[Rows from a dataset]
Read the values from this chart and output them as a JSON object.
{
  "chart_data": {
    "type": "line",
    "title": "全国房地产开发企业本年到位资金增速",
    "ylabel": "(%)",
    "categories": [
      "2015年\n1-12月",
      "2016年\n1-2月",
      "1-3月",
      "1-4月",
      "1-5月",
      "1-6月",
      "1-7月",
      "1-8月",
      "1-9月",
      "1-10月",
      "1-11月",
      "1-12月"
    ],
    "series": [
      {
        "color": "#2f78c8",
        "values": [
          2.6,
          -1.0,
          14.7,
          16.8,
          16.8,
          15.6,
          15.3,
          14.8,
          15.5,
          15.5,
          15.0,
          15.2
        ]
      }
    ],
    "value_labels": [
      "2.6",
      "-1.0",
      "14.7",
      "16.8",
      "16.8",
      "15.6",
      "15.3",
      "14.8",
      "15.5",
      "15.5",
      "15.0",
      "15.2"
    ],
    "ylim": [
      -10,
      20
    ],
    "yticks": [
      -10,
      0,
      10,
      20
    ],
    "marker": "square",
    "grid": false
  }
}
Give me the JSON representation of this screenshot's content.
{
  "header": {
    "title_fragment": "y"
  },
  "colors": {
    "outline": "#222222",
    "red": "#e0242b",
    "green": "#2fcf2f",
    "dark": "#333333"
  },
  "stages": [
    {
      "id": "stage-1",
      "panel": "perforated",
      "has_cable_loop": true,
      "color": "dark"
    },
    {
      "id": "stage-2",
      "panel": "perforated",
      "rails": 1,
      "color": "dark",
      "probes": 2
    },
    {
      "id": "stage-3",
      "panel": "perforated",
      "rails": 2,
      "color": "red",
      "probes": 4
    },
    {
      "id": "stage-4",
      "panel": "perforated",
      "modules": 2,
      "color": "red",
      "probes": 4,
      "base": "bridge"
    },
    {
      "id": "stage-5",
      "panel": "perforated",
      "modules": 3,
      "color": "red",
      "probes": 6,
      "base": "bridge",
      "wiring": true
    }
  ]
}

DO THIS. Your task is to reproduce the whole listing exactly.

TASK RESULT.
Read the values from this chart and output them as a JSON object.
{
  "chart_data": {
    "type": "line",
    "title": "全国房地产开发企业本年到位资金增速",
    "ylabel": "(%)",
    "categories": [
      "2015年\n1-12月",
      "2016年\n1-2月",
      "1-3月",
      "1-4月",
      "1-5月",
      "1-6月",
      "1-7月",
      "1-8月",
      "1-9月",
      "1-10月",
      "1-11月",
      "1-12月"
    ],
    "series": [
      {
        "color": "#2f78c8",
        "values": [
          2.6,
          -1.0,
          14.7,
          16.8,
          16.8,
          15.6,
          15.3,
          14.8,
          15.5,
          15.5,
          15.0,
          15.2
        ]
      }
    ],
    "value_labels": [
      "2.6",
      "-1.0",
      "14.7",
      "16.8",
      "16.8",
      "15.6",
      "15.3",
      "14.8",
      "15.5",
      "15.5",
      "15.0",
      "15.2"
    ],
    "ylim": [
      -10,
      20
    ],
    "yticks": [
      -10,
      0,
      10,
      20
    ],
    "marker": "square",
    "grid": false
  }
}
Give me the JSON representation of this screenshot's content.
{
  "header": {
    "title_fragment": "y"
  },
  "colors": {
    "outline": "#222222",
    "red": "#e0242b",
    "green": "#2fcf2f",
    "dark": "#333333"
  },
  "stages": [
    {
      "id": "stage-1",
      "panel": "perforated",
      "has_cable_loop": true,
      "color": "dark"
    },
    {
      "id": "stage-2",
      "panel": "perforated",
      "rails": 1,
      "color": "dark",
      "probes": 2
    },
    {
      "id": "stage-3",
      "panel": "perforated",
      "rails": 2,
      "color": "red",
      "probes": 4
    },
    {
      "id": "stage-4",
      "panel": "perforated",
      "modules": 2,
      "color": "red",
      "probes": 4,
      "base": "bridge"
    },
    {
      "id": "stage-5",
      "panel": "perforated",
      "modules": 3,
      "color": "red",
      "probes": 6,
      "base": "bridge",
      "wiring": true
    }
  ]
}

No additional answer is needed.